PROBLEM DESCRIPTION | Each record below should appear again exactly as written.

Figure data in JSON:

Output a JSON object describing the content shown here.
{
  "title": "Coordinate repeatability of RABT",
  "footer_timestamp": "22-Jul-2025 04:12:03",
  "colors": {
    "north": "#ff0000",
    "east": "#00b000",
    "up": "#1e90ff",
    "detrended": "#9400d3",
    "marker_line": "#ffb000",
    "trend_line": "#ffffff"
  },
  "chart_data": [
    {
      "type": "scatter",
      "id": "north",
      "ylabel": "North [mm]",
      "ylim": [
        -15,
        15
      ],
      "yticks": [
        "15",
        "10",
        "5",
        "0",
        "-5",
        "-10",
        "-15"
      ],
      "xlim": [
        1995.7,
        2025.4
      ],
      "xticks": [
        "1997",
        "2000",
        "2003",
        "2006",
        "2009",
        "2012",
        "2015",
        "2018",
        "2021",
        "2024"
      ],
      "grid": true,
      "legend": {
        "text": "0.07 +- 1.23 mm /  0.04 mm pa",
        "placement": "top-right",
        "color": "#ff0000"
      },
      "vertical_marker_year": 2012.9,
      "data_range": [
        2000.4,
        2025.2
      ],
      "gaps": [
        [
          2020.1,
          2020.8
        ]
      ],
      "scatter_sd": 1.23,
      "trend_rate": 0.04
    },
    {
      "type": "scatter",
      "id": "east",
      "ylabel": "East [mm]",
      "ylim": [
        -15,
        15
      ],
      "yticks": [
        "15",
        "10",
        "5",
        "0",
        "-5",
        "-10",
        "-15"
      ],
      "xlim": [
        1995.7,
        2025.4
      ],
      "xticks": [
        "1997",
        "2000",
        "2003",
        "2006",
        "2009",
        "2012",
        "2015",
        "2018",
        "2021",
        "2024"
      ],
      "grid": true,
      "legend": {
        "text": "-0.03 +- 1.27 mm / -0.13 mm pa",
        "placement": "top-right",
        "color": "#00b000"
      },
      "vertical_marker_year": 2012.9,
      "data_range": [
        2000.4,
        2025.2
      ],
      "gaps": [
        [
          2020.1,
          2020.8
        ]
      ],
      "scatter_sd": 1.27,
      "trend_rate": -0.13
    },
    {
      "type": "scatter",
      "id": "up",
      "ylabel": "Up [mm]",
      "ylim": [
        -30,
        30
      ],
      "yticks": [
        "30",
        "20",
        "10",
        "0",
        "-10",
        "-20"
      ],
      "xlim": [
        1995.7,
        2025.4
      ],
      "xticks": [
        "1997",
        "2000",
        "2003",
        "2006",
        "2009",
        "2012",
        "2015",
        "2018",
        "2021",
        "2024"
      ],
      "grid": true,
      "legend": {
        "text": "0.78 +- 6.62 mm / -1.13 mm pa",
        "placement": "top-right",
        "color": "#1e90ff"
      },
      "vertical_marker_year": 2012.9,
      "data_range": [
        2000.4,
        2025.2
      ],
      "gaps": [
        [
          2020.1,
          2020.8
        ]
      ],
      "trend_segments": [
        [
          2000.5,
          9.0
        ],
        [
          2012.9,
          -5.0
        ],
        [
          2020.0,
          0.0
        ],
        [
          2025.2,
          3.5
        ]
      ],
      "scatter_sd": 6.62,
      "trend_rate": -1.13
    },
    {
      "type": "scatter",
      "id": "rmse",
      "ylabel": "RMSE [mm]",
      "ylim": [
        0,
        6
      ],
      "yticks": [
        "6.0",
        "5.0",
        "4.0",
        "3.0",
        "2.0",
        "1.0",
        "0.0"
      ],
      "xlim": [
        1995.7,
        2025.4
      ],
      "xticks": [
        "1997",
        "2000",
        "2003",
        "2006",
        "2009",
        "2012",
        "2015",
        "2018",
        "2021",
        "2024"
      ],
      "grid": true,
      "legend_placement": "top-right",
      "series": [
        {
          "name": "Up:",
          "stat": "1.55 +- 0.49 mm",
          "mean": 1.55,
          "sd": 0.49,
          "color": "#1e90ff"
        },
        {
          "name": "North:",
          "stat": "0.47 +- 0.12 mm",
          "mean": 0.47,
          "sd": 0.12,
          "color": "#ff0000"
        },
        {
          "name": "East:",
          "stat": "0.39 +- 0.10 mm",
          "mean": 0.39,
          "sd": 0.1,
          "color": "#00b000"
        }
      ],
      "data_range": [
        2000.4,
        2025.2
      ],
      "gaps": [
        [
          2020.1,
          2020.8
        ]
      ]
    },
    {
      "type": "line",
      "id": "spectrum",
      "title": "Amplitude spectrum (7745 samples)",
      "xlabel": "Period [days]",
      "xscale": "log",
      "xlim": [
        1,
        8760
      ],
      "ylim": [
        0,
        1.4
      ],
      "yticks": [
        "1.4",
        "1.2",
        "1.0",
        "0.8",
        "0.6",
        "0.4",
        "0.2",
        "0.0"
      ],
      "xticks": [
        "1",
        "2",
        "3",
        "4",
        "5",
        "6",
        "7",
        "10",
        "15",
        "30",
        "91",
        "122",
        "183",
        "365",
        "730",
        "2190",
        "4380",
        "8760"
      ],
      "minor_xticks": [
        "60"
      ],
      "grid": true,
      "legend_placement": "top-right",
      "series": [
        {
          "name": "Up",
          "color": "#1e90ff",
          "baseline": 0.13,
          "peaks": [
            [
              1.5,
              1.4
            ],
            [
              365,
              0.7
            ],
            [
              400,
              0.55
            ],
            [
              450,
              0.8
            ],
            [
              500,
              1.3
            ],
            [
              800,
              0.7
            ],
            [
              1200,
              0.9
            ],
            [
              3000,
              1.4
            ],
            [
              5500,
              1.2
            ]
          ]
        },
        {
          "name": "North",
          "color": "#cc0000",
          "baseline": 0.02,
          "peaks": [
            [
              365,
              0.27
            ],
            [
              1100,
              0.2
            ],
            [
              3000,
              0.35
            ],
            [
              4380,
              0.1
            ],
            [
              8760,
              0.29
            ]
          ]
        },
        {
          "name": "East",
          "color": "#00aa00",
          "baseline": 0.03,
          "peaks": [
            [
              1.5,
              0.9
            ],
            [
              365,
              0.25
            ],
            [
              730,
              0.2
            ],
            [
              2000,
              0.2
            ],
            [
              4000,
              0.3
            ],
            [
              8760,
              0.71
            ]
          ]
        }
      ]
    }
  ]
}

ANSWER FOR THE TASK |
Output a JSON object describing the content shown here.
{
  "title": "Coordinate repeatability of RABT",
  "footer_timestamp": "22-Jul-2025 04:12:03",
  "colors": {
    "north": "#ff0000",
    "east": "#00b000",
    "up": "#1e90ff",
    "detrended": "#9400d3",
    "marker_line": "#ffb000",
    "trend_line": "#ffffff"
  },
  "chart_data": [
    {
      "type": "scatter",
      "id": "north",
      "ylabel": "North [mm]",
      "ylim": [
        -15,
        15
      ],
      "yticks": [
        "15",
        "10",
        "5",
        "0",
        "-5",
        "-10",
        "-15"
      ],
      "xlim": [
        1995.7,
        2025.4
      ],
      "xticks": [
        "1997",
        "2000",
        "2003",
        "2006",
        "2009",
        "2012",
        "2015",
        "2018",
        "2021",
        "2024"
      ],
      "grid": true,
      "legend": {
        "text": "0.07 +- 1.23 mm /  0.04 mm pa",
        "placement": "top-right",
        "color": "#ff0000"
      },
      "vertical_marker_year": 2012.9,
      "data_range": [
        2000.4,
        2025.2
      ],
      "gaps": [
        [
          2020.1,
          2020.8
        ]
      ],
      "scatter_sd": 1.23,
      "trend_rate": 0.04
    },
    {
      "type": "scatter",
      "id": "east",
      "ylabel": "East [mm]",
      "ylim": [
        -15,
        15
      ],
      "yticks": [
        "15",
        "10",
        "5",
        "0",
        "-5",
        "-10",
        "-15"
      ],
      "xlim": [
        1995.7,
        2025.4
      ],
      "xticks": [
        "1997",
        "2000",
        "2003",
        "2006",
        "2009",
        "2012",
        "2015",
        "2018",
        "2021",
        "2024"
      ],
      "grid": true,
      "legend": {
        "text": "-0.03 +- 1.27 mm / -0.13 mm pa",
        "placement": "top-right",
        "color": "#00b000"
      },
      "vertical_marker_year": 2012.9,
      "data_range": [
        2000.4,
        2025.2
      ],
      "gaps": [
        [
          2020.1,
          2020.8
        ]
      ],
      "scatter_sd": 1.27,
      "trend_rate": -0.13
    },
    {
      "type": "scatter",
      "id": "up",
      "ylabel": "Up [mm]",
      "ylim": [
        -30,
        30
      ],
      "yticks": [
        "30",
        "20",
        "10",
        "0",
        "-10",
        "-20"
      ],
      "xlim": [
        1995.7,
        2025.4
      ],
      "xticks": [
        "1997",
        "2000",
        "2003",
        "2006",
        "2009",
        "2012",
        "2015",
        "2018",
        "2021",
        "2024"
      ],
      "grid": true,
      "legend": {
        "text": "0.78 +- 6.62 mm / -1.13 mm pa",
        "placement": "top-right",
        "color": "#1e90ff"
      },
      "vertical_marker_year": 2012.9,
      "data_range": [
        2000.4,
        2025.2
      ],
      "gaps": [
        [
          2020.1,
          2020.8
        ]
      ],
      "trend_segments": [
        [
          2000.5,
          9.0
        ],
        [
          2012.9,
          -5.0
        ],
        [
          2020.0,
          0.0
        ],
        [
          2025.2,
          3.5
        ]
      ],
      "scatter_sd": 6.62,
      "trend_rate": -1.13
    },
    {
      "type": "scatter",
      "id": "rmse",
      "ylabel": "RMSE [mm]",
      "ylim": [
        0,
        6
      ],
      "yticks": [
        "6.0",
        "5.0",
        "4.0",
        "3.0",
        "2.0",
        "1.0",
        "0.0"
      ],
      "xlim": [
        1995.7,
        2025.4
      ],
      "xticks": [
        "1997",
        "2000",
        "2003",
        "2006",
        "2009",
        "2012",
        "2015",
        "2018",
        "2021",
        "2024"
      ],
      "grid": true,
      "legend_placement": "top-right",
      "series": [
        {
          "name": "Up:",
          "stat": "1.55 +- 0.49 mm",
          "mean": 1.55,
          "sd": 0.49,
          "color": "#1e90ff"
        },
        {
          "name": "North:",
          "stat": "0.47 +- 0.12 mm",
          "mean": 0.47,
          "sd": 0.12,
          "color": "#ff0000"
        },
        {
          "name": "East:",
          "stat": "0.39 +- 0.10 mm",
          "mean": 0.39,
          "sd": 0.1,
          "color": "#00b000"
        }
      ],
      "data_range": [
        2000.4,
        2025.2
      ],
      "gaps": [
        [
          2020.1,
          2020.8
        ]
      ]
    },
    {
      "type": "line",
      "id": "spectrum",
      "title": "Amplitude spectrum (7745 samples)",
      "xlabel": "Period [days]",
      "xscale": "log",
      "xlim": [
        1,
        8760
      ],
      "ylim": [
        0,
        1.4
      ],
      "yticks": [
        "1.4",
        "1.2",
        "1.0",
        "0.8",
        "0.6",
        "0.4",
        "0.2",
        "0.0"
      ],
      "xticks": [
        "1",
        "2",
        "3",
        "4",
        "5",
        "6",
        "7",
        "10",
        "15",
        "30",
        "91",
        "122",
        "183",
        "365",
        "730",
        "2190",
        "4380",
        "8760"
      ],
      "minor_xticks": [
        "60"
      ],
      "grid": true,
      "legend_placement": "top-right",
      "series": [
        {
          "name": "Up",
          "color": "#1e90ff",
          "baseline": 0.13,
          "peaks": [
            [
              1.5,
              1.4
            ],
            [
              365,
              0.7
            ],
            [
              400,
              0.55
            ],
            [
              450,
              0.8
            ],
            [
              500,
              1.3
            ],
            [
              800,
              0.7
            ],
            [
              1200,
              0.9
            ],
            [
              3000,
              1.4
            ],
            [
              5500,
              1.2
            ]
          ]
        },
        {
          "name": "North",
          "color": "#cc0000",
          "baseline": 0.02,
          "peaks": [
            [
              365,
              0.27
            ],
            [
              1100,
              0.2
            ],
            [
              3000,
              0.35
            ],
            [
              4380,
              0.1
            ],
            [
              8760,
              0.29
            ]
          ]
        },
        {
          "name": "East",
          "color": "#00aa00",
          "baseline": 0.03,
          "peaks": [
            [
              1.5,
              0.9
            ],
            [
              365,
              0.25
            ],
            [
              730,
              0.2
            ],
            [
              2000,
              0.2
            ],
            [
              4000,
              0.3
            ],
            [
              8760,
              0.71
            ]
          ]
        }
      ]
    }
  ]
}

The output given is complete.